=== WHAT IS REQUIRED ===
Copy all of the lines below word for word.

Region boundary data:
#####

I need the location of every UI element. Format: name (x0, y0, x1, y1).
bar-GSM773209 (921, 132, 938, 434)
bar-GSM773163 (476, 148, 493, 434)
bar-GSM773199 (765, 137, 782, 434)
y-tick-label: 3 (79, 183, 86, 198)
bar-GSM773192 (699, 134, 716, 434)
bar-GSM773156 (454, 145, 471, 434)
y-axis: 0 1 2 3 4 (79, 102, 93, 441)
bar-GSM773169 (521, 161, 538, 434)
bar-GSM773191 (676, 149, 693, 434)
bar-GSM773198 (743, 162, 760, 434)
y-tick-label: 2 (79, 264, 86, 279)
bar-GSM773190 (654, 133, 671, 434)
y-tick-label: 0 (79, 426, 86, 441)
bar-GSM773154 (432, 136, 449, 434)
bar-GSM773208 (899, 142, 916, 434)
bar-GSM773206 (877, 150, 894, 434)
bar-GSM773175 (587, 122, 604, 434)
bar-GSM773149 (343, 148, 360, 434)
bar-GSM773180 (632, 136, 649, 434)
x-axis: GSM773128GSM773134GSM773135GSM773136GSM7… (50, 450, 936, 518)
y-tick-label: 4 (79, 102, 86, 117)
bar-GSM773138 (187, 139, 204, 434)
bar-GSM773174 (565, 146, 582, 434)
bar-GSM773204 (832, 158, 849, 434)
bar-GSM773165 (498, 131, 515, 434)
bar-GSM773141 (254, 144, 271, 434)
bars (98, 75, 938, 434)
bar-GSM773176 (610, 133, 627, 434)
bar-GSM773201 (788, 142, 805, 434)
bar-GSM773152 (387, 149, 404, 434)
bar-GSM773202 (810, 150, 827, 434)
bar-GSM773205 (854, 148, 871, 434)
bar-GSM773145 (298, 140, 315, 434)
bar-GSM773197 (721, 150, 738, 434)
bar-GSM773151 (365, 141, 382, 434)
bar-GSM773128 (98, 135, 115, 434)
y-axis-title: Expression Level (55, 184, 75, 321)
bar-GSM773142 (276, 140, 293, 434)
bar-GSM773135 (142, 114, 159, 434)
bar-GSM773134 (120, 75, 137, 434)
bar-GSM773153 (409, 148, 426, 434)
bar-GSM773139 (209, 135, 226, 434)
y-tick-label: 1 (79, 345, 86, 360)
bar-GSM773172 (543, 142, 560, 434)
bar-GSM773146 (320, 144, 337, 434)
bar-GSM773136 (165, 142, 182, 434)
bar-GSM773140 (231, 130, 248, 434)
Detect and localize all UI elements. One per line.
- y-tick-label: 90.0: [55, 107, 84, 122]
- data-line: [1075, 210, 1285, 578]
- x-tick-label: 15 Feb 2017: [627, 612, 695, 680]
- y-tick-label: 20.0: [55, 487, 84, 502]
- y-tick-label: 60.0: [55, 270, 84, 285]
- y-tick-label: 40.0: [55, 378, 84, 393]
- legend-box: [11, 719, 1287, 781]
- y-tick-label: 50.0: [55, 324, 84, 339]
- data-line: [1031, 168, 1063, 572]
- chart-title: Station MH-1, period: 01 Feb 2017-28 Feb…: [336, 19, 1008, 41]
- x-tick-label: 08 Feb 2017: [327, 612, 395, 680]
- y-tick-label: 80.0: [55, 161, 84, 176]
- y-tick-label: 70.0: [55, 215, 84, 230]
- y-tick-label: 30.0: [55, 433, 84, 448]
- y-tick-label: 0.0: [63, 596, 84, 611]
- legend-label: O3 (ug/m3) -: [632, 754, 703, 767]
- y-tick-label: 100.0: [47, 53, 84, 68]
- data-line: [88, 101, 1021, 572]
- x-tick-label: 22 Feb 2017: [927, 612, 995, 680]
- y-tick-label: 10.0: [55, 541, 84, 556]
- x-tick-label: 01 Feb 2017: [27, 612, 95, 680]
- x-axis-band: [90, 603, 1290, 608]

#####

=== EXERCISE RESULT ===
I need the location of every UI element. Format: name (x0, y0, x1, y1).
bar-GSM773209 (921, 132, 938, 434)
bar-GSM773163 (476, 148, 493, 434)
bar-GSM773199 (765, 137, 782, 434)
y-tick-label: 3 (79, 183, 86, 198)
bar-GSM773192 (699, 134, 716, 434)
bar-GSM773156 (454, 145, 471, 434)
y-axis: 0 1 2 3 4 (79, 102, 93, 441)
bar-GSM773169 (521, 161, 538, 434)
bar-GSM773191 (676, 149, 693, 434)
bar-GSM773198 (743, 162, 760, 434)
y-tick-label: 2 (79, 264, 86, 279)
bar-GSM773190 (654, 133, 671, 434)
y-tick-label: 0 (79, 426, 86, 441)
bar-GSM773154 (432, 136, 449, 434)
bar-GSM773208 (899, 142, 916, 434)
bar-GSM773206 (877, 150, 894, 434)
bar-GSM773175 (587, 122, 604, 434)
bar-GSM773149 (343, 148, 360, 434)
bar-GSM773180 (632, 136, 649, 434)
x-axis: GSM773128GSM773134GSM773135GSM773136GSM7… (50, 450, 936, 518)
y-tick-label: 4 (79, 102, 86, 117)
bar-GSM773138 (187, 139, 204, 434)
bar-GSM773174 (565, 146, 582, 434)
bar-GSM773204 (832, 158, 849, 434)
bar-GSM773165 (498, 131, 515, 434)
bar-GSM773141 (254, 144, 271, 434)
bars (98, 75, 938, 434)
bar-GSM773176 (610, 133, 627, 434)
bar-GSM773201 (788, 142, 805, 434)
bar-GSM773152 (387, 149, 404, 434)
bar-GSM773202 (810, 150, 827, 434)
bar-GSM773205 (854, 148, 871, 434)
bar-GSM773145 (298, 140, 315, 434)
bar-GSM773197 (721, 150, 738, 434)
bar-GSM773151 (365, 141, 382, 434)
bar-GSM773128 (98, 135, 115, 434)
y-axis-title: Expression Level (55, 184, 75, 321)
bar-GSM773142 (276, 140, 293, 434)
bar-GSM773135 (142, 114, 159, 434)
bar-GSM773134 (120, 75, 137, 434)
bar-GSM773153 (409, 148, 426, 434)
bar-GSM773139 (209, 135, 226, 434)
y-tick-label: 1 (79, 345, 86, 360)
bar-GSM773172 (543, 142, 560, 434)
bar-GSM773146 (320, 144, 337, 434)
bar-GSM773136 (165, 142, 182, 434)
bar-GSM773140 (231, 130, 248, 434)
Detect and localize all UI elements. One per line.
- y-tick-label: 90.0: [55, 107, 84, 122]
- data-line: [1075, 210, 1285, 578]
- x-tick-label: 15 Feb 2017: [627, 612, 695, 680]
- y-tick-label: 20.0: [55, 487, 84, 502]
- y-tick-label: 60.0: [55, 270, 84, 285]
- y-tick-label: 40.0: [55, 378, 84, 393]
- legend-box: [11, 719, 1287, 781]
- y-tick-label: 50.0: [55, 324, 84, 339]
- data-line: [1031, 168, 1063, 572]
- chart-title: Station MH-1, period: 01 Feb 2017-28 Feb…: [336, 19, 1008, 41]
- x-tick-label: 08 Feb 2017: [327, 612, 395, 680]
- y-tick-label: 80.0: [55, 161, 84, 176]
- y-tick-label: 70.0: [55, 215, 84, 230]
- y-tick-label: 30.0: [55, 433, 84, 448]
- y-tick-label: 0.0: [63, 596, 84, 611]
- legend-label: O3 (ug/m3) -: [632, 754, 703, 767]
- y-tick-label: 100.0: [47, 53, 84, 68]
- data-line: [88, 101, 1021, 572]
- x-tick-label: 22 Feb 2017: [927, 612, 995, 680]
- y-tick-label: 10.0: [55, 541, 84, 556]
- x-tick-label: 01 Feb 2017: [27, 612, 95, 680]
- x-axis-band: [90, 603, 1290, 608]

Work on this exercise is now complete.